» **Exercise directions**
Copy all entries without alteration and skip the pictures they hold.

» **Raw data**

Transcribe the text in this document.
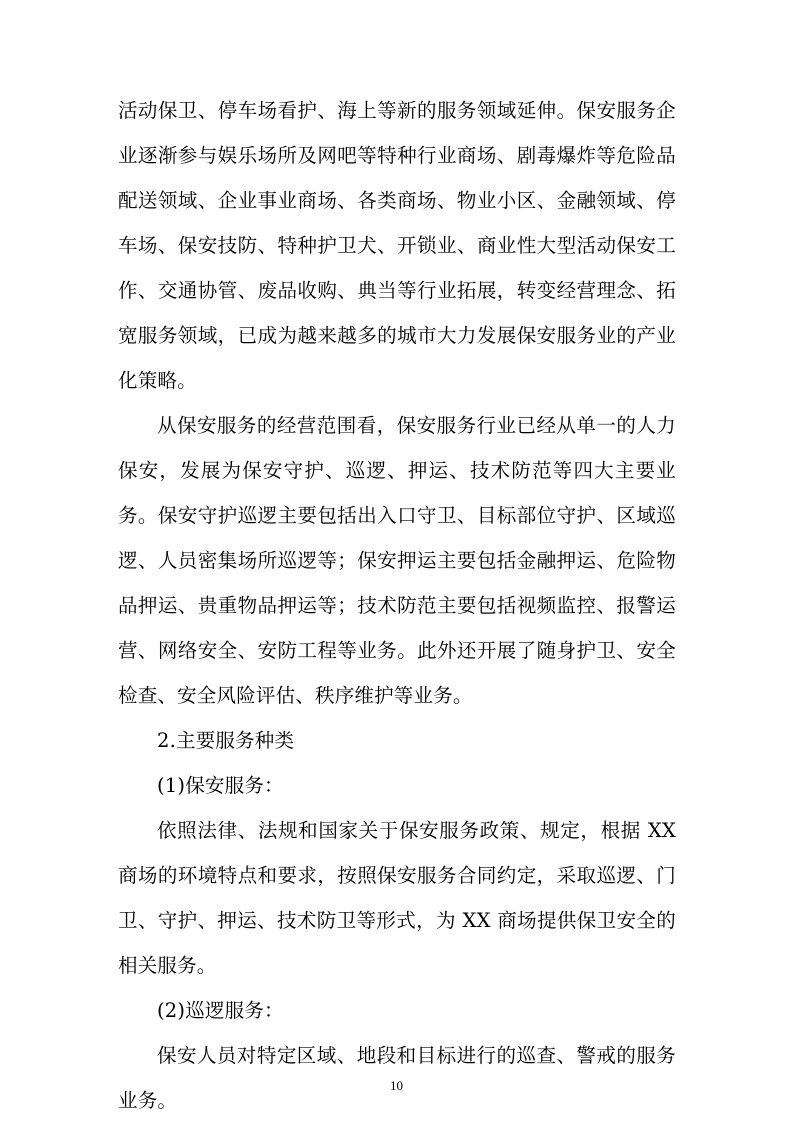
活动保卫、停车场看护、海上等新的服务领域延伸。保安服务企业逐渐参与娱乐场所及网吧等特种行业商场、剧毒爆炸等危险品配送领域、企业事业商场、各类商场、物业小区、金融领域、停车场、保安技防、特种护卫犬、开锁业、商业性大型活动保安工作、交通协管、废品收购、典当等行业拓展，转变经营理念、拓宽服务领域，已成为越来越多的城市大力发展保安服务业的产业化策略。

从保安服务的经营范围看，保安服务行业已经从单一的人力保安，发展为保安守护、巡逻、押运、技术防范等四大主要业务。保安守护巡逻主要包括出入口守卫、目标部位守护、区域巡逻、人员密集场所巡逻等；保安押运主要包括金融押运、危险物品押运、贵重物品押运等；技术防范主要包括视频监控、报警运营、网络安全、安防工程等业务。此外还开展了随身护卫、安全检查、安全风险评估、秩序维护等业务。

2.主要服务种类

(1)保安服务：

依照法律、法规和国家关于保安服务政策、规定，根据 XX 商场的环境特点和要求，按照保安服务合同约定，采取巡逻、门卫、守护、押运、技术防卫等形式，为 XX 商场提供保卫安全的相关服务。

(2)巡逻服务：

保安人员对特定区域、地段和目标进行的巡查、警戒的服务业务。

10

» **Result for this task**
Transcribe the text in this document.
活动保卫、停车场看护、海上等新的服务领域延伸。保安服务企业逐渐参与娱乐场所及网吧等特种行业商场、剧毒爆炸等危险品配送领域、企业事业商场、各类商场、物业小区、金融领域、停车场、保安技防、特种护卫犬、开锁业、商业性大型活动保安工作、交通协管、废品收购、典当等行业拓展，转变经营理念、拓宽服务领域，已成为越来越多的城市大力发展保安服务业的产业化策略。

从保安服务的经营范围看，保安服务行业已经从单一的人力保安，发展为保安守护、巡逻、押运、技术防范等四大主要业务。保安守护巡逻主要包括出入口守卫、目标部位守护、区域巡逻、人员密集场所巡逻等；保安押运主要包括金融押运、危险物品押运、贵重物品押运等；技术防范主要包括视频监控、报警运营、网络安全、安防工程等业务。此外还开展了随身护卫、安全检查、安全风险评估、秩序维护等业务。

2.主要服务种类

(1)保安服务：

依照法律、法规和国家关于保安服务政策、规定，根据 XX 商场的环境特点和要求，按照保安服务合同约定，采取巡逻、门卫、守护、押运、技术防卫等形式，为 XX 商场提供保卫安全的相关服务。

(2)巡逻服务：

保安人员对特定区域、地段和目标进行的巡查、警戒的服务业务。

10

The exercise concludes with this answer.